All of the listing below must be repeated word for word. Pictures are the only thing to omit.

++++++++++

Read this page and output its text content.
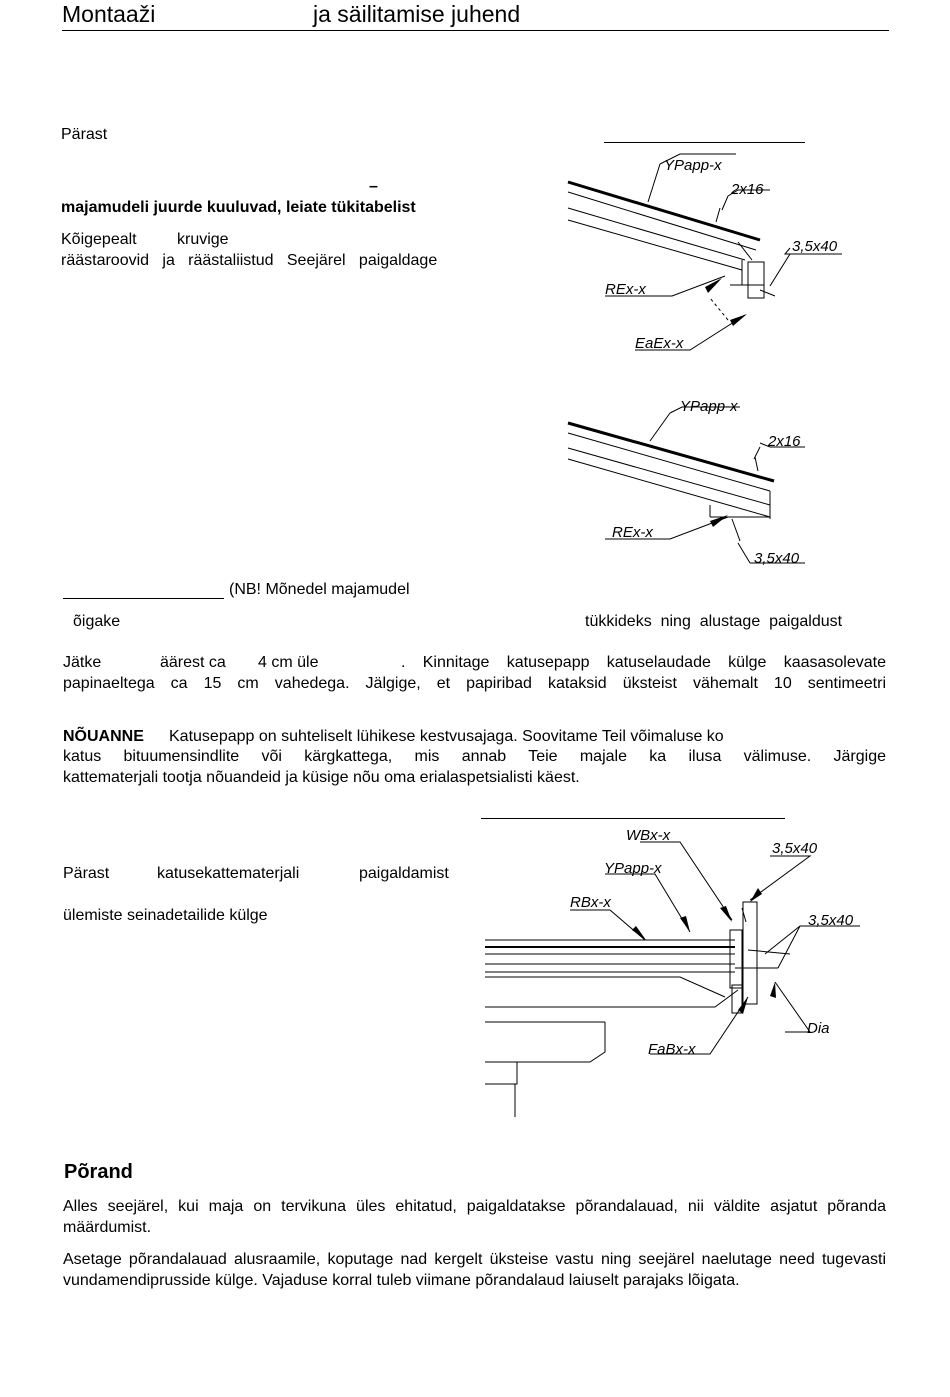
Montaaži	ja säilitamise juhend
Pärast
–
majamudeli juurde kuuluvad, leiate tükitabelist
Kõigepealt	kruvige
räästaroovid   ja   räästaliistud   Seejärel   paigaldage
(NB! Mõnedel majamudel
õigake	tükkideks  ning  alustage  paigaldust
Jätke	äärest ca 4 cm üle	. Kinnitage katusepapp katuselaudade külge kaasasolevate
papinaeltega ca 15 cm vahedega. Jälgige, et papiribad kataksid üksteist vähemalt 10 sentimeetri
NÕUANNE Katusepapp on suhteliselt lühikese kestvusajaga. Soovitame Teil võimaluse ko
katus bituumensindlite või kärgkattega, mis annab Teie majale ka ilusa välimuse. Järgige
kattematerjali tootja nõuandeid ja küsige nõu oma erialaspetsialisti käest.
Pärast	katusekattematerjali	paigaldamist
ülemiste seinadetailide külge
YPapp-x
2x16
3,5x40
REx-x
EaEx-x
YPapp-x
2x16
REx-x
3,5x40
WBx-x
3,5x40
YPapp-x
RBx-x
3,5x40
Dia
FaBx-x
Põrand
Alles seejärel, kui maja on tervikuna üles ehitatud, paigaldatakse põrandalauad, nii väldite asjatut põranda määrdumist.
Asetage põrandalauad alusraamile, koputage nad kergelt üksteise vastu ning seejärel naelutage need tugevasti vundamendiprusside külge. Vajaduse korral tuleb viimane põrandalaud laiuselt parajaks lõigata.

++++++++++

SOLUTION BELOW:
Read this page and output its text content.
Montaaži	ja säilitamise juhend
Pärast
–
majamudeli juurde kuuluvad, leiate tükitabelist
Kõigepealt	kruvige
räästaroovid   ja   räästaliistud   Seejärel   paigaldage
(NB! Mõnedel majamudel
õigake	tükkideks  ning  alustage  paigaldust
Jätke	äärest ca 4 cm üle	. Kinnitage katusepapp katuselaudade külge kaasasolevate
papinaeltega ca 15 cm vahedega. Jälgige, et papiribad kataksid üksteist vähemalt 10 sentimeetri
NÕUANNE Katusepapp on suhteliselt lühikese kestvusajaga. Soovitame Teil võimaluse ko
katus bituumensindlite või kärgkattega, mis annab Teie majale ka ilusa välimuse. Järgige
kattematerjali tootja nõuandeid ja küsige nõu oma erialaspetsialisti käest.
Pärast	katusekattematerjali	paigaldamist
ülemiste seinadetailide külge
YPapp-x
2x16
3,5x40
REx-x
EaEx-x
YPapp-x
2x16
REx-x
3,5x40
WBx-x
3,5x40
YPapp-x
RBx-x
3,5x40
Dia
FaBx-x
Põrand
Alles seejärel, kui maja on tervikuna üles ehitatud, paigaldatakse põrandalauad, nii väldite asjatut põranda määrdumist.
Asetage põrandalauad alusraamile, koputage nad kergelt üksteise vastu ning seejärel naelutage need tugevasti vundamendiprusside külge. Vajaduse korral tuleb viimane põrandalaud laiuselt parajaks lõigata.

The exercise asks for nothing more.